Source data:
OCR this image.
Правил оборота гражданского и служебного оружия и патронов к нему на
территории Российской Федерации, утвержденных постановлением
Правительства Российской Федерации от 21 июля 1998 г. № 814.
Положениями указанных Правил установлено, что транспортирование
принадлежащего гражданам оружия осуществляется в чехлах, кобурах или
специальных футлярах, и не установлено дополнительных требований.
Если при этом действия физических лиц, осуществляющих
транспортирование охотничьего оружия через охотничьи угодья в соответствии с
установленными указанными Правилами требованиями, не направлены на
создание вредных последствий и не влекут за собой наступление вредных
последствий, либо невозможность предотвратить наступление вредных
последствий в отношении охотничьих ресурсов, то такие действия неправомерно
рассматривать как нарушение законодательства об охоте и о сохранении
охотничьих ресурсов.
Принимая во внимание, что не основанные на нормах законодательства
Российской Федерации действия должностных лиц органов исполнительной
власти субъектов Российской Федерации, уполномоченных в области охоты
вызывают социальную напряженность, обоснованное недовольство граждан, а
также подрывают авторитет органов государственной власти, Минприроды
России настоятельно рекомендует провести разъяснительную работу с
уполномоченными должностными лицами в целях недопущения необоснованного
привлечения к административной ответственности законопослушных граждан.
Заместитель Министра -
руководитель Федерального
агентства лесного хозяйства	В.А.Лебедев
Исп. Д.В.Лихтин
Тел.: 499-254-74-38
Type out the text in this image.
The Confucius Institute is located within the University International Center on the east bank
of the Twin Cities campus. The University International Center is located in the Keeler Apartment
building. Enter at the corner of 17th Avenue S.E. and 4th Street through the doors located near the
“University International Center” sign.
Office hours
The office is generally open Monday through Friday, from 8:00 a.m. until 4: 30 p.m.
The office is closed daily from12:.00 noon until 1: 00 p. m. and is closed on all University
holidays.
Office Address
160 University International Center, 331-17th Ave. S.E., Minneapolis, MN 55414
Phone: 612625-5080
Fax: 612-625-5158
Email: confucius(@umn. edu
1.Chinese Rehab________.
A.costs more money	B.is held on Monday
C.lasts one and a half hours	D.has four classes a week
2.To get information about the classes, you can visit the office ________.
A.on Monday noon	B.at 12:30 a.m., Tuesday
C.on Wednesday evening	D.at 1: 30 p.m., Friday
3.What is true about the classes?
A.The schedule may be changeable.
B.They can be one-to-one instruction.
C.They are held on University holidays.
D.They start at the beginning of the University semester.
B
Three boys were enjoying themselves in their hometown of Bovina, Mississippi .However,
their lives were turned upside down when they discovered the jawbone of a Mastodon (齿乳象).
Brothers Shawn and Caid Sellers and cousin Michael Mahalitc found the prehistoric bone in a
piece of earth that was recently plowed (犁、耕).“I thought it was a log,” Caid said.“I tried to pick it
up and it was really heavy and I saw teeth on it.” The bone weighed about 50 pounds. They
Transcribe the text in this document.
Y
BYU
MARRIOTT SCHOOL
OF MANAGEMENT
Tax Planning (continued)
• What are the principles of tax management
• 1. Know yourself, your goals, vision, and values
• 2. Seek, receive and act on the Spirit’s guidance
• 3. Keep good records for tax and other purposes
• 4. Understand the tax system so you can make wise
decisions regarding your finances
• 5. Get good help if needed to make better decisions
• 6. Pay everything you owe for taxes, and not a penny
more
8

- Written instruction -
Locate the line that contains "Transcribe the text in this document.". Repeat it and every line after it, up to and including the final line, exactly.

- Result of the exercise -
Transcribe the text in this document.
Y
BYU
MARRIOTT SCHOOL
OF MANAGEMENT
Tax Planning (continued)
• What are the principles of tax management
• 1. Know yourself, your goals, vision, and values
• 2. Seek, receive and act on the Spirit’s guidance
• 3. Keep good records for tax and other purposes
• 4. Understand the tax system so you can make wise
decisions regarding your finances
• 5. Get good help if needed to make better decisions
• 6. Pay everything you owe for taxes, and not a penny
more
8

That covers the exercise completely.